» Work to do: Output the data that follows exactly, line for line.

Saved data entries
########################################
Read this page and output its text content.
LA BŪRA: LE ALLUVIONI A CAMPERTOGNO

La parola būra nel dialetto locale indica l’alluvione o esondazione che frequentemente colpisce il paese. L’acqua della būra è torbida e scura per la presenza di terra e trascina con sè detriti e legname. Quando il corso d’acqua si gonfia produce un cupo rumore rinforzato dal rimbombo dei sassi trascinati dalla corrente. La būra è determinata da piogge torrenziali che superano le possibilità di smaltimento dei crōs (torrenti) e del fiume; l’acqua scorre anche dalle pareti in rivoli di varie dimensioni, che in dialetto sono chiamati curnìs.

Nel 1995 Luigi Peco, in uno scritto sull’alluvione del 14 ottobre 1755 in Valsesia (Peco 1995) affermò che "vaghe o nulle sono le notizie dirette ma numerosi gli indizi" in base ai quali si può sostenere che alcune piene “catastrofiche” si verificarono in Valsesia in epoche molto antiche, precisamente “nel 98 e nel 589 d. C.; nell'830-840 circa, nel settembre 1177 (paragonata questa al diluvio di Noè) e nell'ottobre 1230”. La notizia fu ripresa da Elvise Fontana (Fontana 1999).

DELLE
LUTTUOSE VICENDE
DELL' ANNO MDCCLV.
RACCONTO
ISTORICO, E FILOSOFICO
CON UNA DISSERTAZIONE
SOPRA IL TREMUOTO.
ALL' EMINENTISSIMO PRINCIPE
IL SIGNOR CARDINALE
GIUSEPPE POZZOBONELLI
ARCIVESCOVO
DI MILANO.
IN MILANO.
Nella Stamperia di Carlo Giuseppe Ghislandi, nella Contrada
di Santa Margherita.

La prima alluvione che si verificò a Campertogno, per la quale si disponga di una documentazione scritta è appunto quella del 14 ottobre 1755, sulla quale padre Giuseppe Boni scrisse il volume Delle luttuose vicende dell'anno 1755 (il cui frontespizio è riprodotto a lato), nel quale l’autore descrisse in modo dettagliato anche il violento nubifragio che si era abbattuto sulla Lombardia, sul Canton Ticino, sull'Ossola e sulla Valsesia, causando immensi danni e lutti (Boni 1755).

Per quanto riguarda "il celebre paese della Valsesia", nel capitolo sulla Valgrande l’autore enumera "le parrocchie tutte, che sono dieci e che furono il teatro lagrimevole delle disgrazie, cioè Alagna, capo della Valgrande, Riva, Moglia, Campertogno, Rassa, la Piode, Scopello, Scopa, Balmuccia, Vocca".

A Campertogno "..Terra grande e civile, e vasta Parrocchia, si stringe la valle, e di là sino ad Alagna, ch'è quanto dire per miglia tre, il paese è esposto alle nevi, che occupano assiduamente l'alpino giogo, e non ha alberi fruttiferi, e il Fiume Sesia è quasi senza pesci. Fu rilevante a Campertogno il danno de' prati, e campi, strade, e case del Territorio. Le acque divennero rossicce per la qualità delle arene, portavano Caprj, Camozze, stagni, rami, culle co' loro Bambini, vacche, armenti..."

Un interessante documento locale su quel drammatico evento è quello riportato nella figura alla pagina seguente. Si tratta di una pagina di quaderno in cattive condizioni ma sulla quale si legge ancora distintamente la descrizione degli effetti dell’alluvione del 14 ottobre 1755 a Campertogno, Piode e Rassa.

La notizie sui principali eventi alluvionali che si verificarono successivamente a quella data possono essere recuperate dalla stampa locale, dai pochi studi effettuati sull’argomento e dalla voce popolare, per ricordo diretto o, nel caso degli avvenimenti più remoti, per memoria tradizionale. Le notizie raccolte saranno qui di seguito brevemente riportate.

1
########################################
» Solution to this task:
Read this page and output its text content.
LA BŪRA: LE ALLUVIONI A CAMPERTOGNO

La parola būra nel dialetto locale indica l’alluvione o esondazione che frequentemente colpisce il paese. L’acqua della būra è torbida e scura per la presenza di terra e trascina con sè detriti e legname. Quando il corso d’acqua si gonfia produce un cupo rumore rinforzato dal rimbombo dei sassi trascinati dalla corrente. La būra è determinata da piogge torrenziali che superano le possibilità di smaltimento dei crōs (torrenti) e del fiume; l’acqua scorre anche dalle pareti in rivoli di varie dimensioni, che in dialetto sono chiamati curnìs.

Nel 1995 Luigi Peco, in uno scritto sull’alluvione del 14 ottobre 1755 in Valsesia (Peco 1995) affermò che "vaghe o nulle sono le notizie dirette ma numerosi gli indizi" in base ai quali si può sostenere che alcune piene “catastrofiche” si verificarono in Valsesia in epoche molto antiche, precisamente “nel 98 e nel 589 d. C.; nell'830-840 circa, nel settembre 1177 (paragonata questa al diluvio di Noè) e nell'ottobre 1230”. La notizia fu ripresa da Elvise Fontana (Fontana 1999).

DELLE
LUTTUOSE VICENDE
DELL' ANNO MDCCLV.
RACCONTO
ISTORICO, E FILOSOFICO
CON UNA DISSERTAZIONE
SOPRA IL TREMUOTO.
ALL' EMINENTISSIMO PRINCIPE
IL SIGNOR CARDINALE
GIUSEPPE POZZOBONELLI
ARCIVESCOVO
DI MILANO.
IN MILANO.
Nella Stamperia di Carlo Giuseppe Ghislandi, nella Contrada
di Santa Margherita.

La prima alluvione che si verificò a Campertogno, per la quale si disponga di una documentazione scritta è appunto quella del 14 ottobre 1755, sulla quale padre Giuseppe Boni scrisse il volume Delle luttuose vicende dell'anno 1755 (il cui frontespizio è riprodotto a lato), nel quale l’autore descrisse in modo dettagliato anche il violento nubifragio che si era abbattuto sulla Lombardia, sul Canton Ticino, sull'Ossola e sulla Valsesia, causando immensi danni e lutti (Boni 1755).

Per quanto riguarda "il celebre paese della Valsesia", nel capitolo sulla Valgrande l’autore enumera "le parrocchie tutte, che sono dieci e che furono il teatro lagrimevole delle disgrazie, cioè Alagna, capo della Valgrande, Riva, Moglia, Campertogno, Rassa, la Piode, Scopello, Scopa, Balmuccia, Vocca".

A Campertogno "..Terra grande e civile, e vasta Parrocchia, si stringe la valle, e di là sino ad Alagna, ch'è quanto dire per miglia tre, il paese è esposto alle nevi, che occupano assiduamente l'alpino giogo, e non ha alberi fruttiferi, e il Fiume Sesia è quasi senza pesci. Fu rilevante a Campertogno il danno de' prati, e campi, strade, e case del Territorio. Le acque divennero rossicce per la qualità delle arene, portavano Caprj, Camozze, stagni, rami, culle co' loro Bambini, vacche, armenti..."

Un interessante documento locale su quel drammatico evento è quello riportato nella figura alla pagina seguente. Si tratta di una pagina di quaderno in cattive condizioni ma sulla quale si legge ancora distintamente la descrizione degli effetti dell’alluvione del 14 ottobre 1755 a Campertogno, Piode e Rassa.

La notizie sui principali eventi alluvionali che si verificarono successivamente a quella data possono essere recuperate dalla stampa locale, dai pochi studi effettuati sull’argomento e dalla voce popolare, per ricordo diretto o, nel caso degli avvenimenti più remoti, per memoria tradizionale. Le notizie raccolte saranno qui di seguito brevemente riportate.

1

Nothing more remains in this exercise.